**STATED PROBLEM**
Only a number is wanted here: the number of lines of the data that include "this".

##### DATASET EXCERPTS #####

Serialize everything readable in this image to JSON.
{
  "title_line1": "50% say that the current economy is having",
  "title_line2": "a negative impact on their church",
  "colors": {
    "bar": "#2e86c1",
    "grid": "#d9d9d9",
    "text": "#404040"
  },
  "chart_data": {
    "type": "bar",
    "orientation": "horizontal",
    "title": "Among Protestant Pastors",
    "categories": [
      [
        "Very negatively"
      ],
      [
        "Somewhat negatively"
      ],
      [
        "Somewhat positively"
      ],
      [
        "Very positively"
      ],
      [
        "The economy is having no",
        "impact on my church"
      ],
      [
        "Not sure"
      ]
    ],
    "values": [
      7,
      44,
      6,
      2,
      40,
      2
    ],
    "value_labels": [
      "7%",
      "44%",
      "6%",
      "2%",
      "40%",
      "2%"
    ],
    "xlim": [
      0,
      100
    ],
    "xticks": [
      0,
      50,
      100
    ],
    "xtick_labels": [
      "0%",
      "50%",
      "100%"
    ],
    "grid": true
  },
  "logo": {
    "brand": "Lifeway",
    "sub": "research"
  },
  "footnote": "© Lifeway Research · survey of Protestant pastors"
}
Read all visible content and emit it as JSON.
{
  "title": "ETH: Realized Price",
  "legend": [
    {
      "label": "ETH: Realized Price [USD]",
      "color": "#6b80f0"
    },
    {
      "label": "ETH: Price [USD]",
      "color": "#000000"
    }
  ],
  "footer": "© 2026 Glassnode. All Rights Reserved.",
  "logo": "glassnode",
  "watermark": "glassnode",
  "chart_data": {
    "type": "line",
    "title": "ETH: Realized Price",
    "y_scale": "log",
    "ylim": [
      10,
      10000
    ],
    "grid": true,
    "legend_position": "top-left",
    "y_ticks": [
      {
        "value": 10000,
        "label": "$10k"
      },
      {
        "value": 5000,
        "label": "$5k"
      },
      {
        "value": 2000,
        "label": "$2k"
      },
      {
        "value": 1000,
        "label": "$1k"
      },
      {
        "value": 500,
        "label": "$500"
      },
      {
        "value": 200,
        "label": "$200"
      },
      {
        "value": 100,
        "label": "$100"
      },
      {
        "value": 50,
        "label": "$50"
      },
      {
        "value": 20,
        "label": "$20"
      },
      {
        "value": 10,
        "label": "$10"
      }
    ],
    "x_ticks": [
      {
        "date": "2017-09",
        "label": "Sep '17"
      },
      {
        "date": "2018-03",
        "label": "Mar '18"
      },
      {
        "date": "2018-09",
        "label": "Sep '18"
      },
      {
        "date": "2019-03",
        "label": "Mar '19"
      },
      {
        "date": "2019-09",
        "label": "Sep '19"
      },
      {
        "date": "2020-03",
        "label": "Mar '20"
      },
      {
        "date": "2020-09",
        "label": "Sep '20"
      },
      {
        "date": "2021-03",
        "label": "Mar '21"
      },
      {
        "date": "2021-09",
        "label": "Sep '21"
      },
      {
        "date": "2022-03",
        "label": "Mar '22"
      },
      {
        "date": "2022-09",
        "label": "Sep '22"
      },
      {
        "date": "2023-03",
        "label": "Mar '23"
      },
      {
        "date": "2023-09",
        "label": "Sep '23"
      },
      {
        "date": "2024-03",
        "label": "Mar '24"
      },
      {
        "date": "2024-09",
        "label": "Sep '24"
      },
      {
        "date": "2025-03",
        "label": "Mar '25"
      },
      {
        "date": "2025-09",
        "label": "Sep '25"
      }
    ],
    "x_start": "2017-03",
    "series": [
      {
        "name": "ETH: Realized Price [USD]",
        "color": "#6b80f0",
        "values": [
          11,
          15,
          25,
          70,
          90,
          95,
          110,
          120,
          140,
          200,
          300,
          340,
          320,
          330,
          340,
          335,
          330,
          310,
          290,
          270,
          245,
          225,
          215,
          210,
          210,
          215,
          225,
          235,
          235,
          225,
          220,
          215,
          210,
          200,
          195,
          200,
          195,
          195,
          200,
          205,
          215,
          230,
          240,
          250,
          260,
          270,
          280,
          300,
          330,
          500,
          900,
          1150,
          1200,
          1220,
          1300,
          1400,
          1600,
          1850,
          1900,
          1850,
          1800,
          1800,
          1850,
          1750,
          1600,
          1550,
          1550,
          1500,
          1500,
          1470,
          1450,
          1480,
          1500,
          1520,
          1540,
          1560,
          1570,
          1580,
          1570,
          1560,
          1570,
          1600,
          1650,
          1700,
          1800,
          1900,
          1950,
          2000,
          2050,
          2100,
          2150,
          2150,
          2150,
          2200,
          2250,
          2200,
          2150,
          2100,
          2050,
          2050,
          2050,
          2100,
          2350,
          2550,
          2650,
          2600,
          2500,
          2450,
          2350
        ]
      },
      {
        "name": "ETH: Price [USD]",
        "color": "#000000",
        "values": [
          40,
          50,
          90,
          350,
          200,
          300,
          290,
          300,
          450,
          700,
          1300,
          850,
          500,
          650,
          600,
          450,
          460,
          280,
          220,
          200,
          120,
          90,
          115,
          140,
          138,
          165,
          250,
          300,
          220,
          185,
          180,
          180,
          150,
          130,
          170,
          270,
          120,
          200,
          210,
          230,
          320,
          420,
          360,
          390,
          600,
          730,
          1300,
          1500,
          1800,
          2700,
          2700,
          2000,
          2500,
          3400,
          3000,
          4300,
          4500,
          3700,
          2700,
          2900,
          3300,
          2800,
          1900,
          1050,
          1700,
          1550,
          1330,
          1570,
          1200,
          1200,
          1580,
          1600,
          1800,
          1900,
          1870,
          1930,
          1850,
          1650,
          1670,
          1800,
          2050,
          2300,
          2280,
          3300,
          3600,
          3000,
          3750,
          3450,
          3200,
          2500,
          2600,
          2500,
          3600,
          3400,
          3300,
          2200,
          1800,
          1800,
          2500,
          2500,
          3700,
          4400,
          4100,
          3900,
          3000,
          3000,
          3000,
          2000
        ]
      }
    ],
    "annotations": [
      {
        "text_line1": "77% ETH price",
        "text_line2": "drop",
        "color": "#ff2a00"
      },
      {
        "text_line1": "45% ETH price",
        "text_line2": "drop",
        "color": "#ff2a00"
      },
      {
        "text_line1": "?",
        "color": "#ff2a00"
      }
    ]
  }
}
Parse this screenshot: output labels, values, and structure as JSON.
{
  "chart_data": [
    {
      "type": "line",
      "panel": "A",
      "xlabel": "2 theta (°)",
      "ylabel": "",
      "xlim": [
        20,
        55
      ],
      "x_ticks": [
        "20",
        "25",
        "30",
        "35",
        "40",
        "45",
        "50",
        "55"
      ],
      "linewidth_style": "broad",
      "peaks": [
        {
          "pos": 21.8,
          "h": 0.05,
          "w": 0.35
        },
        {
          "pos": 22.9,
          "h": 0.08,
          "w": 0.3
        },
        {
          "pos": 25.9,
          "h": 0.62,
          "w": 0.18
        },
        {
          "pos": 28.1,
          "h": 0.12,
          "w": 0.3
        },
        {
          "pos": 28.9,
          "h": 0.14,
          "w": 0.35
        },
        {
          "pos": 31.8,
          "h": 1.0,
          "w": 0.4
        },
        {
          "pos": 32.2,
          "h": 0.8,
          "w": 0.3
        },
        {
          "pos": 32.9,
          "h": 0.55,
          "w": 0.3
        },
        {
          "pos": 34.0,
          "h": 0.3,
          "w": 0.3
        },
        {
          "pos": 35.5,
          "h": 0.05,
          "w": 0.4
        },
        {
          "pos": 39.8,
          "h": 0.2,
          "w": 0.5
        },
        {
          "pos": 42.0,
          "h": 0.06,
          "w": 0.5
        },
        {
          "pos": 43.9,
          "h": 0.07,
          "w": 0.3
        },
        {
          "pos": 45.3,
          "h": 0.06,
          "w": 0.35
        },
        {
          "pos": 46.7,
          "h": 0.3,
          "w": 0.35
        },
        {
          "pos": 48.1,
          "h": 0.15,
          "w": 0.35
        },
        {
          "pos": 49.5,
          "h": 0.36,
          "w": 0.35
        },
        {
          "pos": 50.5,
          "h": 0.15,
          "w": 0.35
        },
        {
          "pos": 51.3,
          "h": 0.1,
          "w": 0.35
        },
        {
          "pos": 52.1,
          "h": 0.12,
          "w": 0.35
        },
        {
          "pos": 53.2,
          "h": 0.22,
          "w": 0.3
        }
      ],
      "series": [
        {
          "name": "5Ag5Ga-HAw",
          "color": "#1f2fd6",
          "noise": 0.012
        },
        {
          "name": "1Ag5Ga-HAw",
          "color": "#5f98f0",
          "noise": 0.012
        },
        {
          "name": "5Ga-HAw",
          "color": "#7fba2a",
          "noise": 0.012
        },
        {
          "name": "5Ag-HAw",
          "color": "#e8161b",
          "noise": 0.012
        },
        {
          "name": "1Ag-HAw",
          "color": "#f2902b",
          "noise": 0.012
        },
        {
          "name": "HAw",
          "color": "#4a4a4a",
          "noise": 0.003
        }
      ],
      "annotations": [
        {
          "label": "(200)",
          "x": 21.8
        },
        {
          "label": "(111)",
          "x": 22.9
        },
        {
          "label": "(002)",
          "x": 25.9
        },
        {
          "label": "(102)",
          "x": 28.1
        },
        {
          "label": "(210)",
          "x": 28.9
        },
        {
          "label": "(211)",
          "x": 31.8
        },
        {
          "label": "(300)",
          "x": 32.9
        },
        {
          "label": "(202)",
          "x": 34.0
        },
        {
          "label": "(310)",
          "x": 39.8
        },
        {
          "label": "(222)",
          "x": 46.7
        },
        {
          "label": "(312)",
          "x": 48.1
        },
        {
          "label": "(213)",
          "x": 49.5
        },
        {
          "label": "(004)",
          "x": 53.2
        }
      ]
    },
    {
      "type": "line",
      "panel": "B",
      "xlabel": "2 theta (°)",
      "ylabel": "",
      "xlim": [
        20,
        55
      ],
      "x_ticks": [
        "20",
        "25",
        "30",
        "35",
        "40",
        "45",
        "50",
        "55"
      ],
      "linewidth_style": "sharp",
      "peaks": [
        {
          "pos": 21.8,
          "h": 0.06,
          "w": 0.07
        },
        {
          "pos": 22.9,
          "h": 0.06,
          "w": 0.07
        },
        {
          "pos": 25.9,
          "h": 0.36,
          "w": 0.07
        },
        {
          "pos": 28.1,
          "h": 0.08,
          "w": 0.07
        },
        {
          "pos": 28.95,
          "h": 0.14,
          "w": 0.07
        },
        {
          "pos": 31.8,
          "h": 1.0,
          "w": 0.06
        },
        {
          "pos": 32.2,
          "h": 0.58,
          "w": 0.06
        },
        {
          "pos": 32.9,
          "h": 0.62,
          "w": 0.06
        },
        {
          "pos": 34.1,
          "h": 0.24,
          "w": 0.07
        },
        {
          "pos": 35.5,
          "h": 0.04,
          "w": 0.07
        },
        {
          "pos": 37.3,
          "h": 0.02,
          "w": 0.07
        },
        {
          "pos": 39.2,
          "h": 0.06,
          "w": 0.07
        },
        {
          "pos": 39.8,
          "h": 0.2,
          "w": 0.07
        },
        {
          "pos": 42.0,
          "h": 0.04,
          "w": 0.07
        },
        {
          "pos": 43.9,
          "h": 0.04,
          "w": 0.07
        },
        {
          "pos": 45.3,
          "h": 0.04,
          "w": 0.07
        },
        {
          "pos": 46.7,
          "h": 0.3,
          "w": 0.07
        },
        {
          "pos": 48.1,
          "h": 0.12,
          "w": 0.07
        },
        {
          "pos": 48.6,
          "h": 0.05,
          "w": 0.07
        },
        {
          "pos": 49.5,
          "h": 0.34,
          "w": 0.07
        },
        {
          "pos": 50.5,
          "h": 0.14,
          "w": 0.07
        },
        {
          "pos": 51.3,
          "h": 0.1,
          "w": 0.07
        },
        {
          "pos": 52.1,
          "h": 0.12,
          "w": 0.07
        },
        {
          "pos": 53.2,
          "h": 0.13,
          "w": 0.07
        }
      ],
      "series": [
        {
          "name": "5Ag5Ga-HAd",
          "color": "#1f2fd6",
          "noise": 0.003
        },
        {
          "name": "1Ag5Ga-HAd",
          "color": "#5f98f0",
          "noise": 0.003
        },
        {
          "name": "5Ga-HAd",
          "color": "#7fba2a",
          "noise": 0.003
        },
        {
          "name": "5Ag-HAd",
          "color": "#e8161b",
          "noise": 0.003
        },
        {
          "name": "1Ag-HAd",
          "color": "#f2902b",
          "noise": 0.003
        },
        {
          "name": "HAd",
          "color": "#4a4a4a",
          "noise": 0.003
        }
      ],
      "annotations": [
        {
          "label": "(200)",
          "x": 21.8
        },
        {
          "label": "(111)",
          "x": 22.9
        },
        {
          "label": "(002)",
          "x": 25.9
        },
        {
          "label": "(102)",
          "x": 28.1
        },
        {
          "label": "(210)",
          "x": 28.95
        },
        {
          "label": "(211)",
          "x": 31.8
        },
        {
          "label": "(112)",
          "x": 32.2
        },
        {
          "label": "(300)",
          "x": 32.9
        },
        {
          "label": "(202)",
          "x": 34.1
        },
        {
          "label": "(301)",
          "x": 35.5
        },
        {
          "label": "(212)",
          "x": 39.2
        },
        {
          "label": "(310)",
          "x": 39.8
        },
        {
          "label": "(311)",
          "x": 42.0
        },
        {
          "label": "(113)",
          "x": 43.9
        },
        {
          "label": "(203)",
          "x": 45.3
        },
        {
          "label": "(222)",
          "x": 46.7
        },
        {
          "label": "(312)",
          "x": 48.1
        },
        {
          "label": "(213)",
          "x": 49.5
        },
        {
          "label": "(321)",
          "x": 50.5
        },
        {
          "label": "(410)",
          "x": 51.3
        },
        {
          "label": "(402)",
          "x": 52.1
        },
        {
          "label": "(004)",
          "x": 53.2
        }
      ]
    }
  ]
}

#####

**RESULT OF THE EXERCISE**
2